** ROWS **

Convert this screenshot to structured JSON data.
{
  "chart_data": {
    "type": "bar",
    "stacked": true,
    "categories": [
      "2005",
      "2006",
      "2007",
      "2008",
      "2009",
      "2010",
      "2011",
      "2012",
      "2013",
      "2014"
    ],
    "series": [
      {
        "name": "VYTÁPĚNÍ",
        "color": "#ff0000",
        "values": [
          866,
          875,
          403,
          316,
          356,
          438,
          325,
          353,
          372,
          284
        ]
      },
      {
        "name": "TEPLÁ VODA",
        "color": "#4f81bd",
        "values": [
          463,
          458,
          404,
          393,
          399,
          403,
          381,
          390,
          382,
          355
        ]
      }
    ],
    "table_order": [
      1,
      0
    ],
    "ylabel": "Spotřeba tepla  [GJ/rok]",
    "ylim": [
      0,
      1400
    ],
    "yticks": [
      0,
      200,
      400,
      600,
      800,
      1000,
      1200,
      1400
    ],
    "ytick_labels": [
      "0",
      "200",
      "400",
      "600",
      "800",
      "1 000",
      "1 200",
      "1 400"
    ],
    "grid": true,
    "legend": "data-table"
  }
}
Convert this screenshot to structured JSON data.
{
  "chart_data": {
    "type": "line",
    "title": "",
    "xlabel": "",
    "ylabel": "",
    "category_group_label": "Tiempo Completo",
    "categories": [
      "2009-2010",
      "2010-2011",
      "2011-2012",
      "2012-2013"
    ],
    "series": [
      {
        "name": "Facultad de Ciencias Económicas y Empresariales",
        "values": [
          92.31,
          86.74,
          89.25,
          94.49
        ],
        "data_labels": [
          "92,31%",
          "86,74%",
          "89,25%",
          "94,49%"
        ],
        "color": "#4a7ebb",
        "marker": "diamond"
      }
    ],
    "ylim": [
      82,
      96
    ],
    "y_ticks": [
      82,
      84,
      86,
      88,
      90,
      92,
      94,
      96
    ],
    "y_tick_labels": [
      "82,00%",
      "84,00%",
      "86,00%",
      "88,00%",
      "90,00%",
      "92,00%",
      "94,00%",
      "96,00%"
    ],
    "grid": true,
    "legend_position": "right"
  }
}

** WRITTEN INSTRUCTION **
The records above should be duplicated in full, exactly as given.

** FINISHED ANSWER **
Convert this screenshot to structured JSON data.
{
  "chart_data": {
    "type": "bar",
    "stacked": true,
    "categories": [
      "2005",
      "2006",
      "2007",
      "2008",
      "2009",
      "2010",
      "2011",
      "2012",
      "2013",
      "2014"
    ],
    "series": [
      {
        "name": "VYTÁPĚNÍ",
        "color": "#ff0000",
        "values": [
          866,
          875,
          403,
          316,
          356,
          438,
          325,
          353,
          372,
          284
        ]
      },
      {
        "name": "TEPLÁ VODA",
        "color": "#4f81bd",
        "values": [
          463,
          458,
          404,
          393,
          399,
          403,
          381,
          390,
          382,
          355
        ]
      }
    ],
    "table_order": [
      1,
      0
    ],
    "ylabel": "Spotřeba tepla  [GJ/rok]",
    "ylim": [
      0,
      1400
    ],
    "yticks": [
      0,
      200,
      400,
      600,
      800,
      1000,
      1200,
      1400
    ],
    "ytick_labels": [
      "0",
      "200",
      "400",
      "600",
      "800",
      "1 000",
      "1 200",
      "1 400"
    ],
    "grid": true,
    "legend": "data-table"
  }
}
Convert this screenshot to structured JSON data.
{
  "chart_data": {
    "type": "line",
    "title": "",
    "xlabel": "",
    "ylabel": "",
    "category_group_label": "Tiempo Completo",
    "categories": [
      "2009-2010",
      "2010-2011",
      "2011-2012",
      "2012-2013"
    ],
    "series": [
      {
        "name": "Facultad de Ciencias Económicas y Empresariales",
        "values": [
          92.31,
          86.74,
          89.25,
          94.49
        ],
        "data_labels": [
          "92,31%",
          "86,74%",
          "89,25%",
          "94,49%"
        ],
        "color": "#4a7ebb",
        "marker": "diamond"
      }
    ],
    "ylim": [
      82,
      96
    ],
    "y_ticks": [
      82,
      84,
      86,
      88,
      90,
      92,
      94,
      96
    ],
    "y_tick_labels": [
      "82,00%",
      "84,00%",
      "86,00%",
      "88,00%",
      "90,00%",
      "92,00%",
      "94,00%",
      "96,00%"
    ],
    "grid": true,
    "legend_position": "right"
  }
}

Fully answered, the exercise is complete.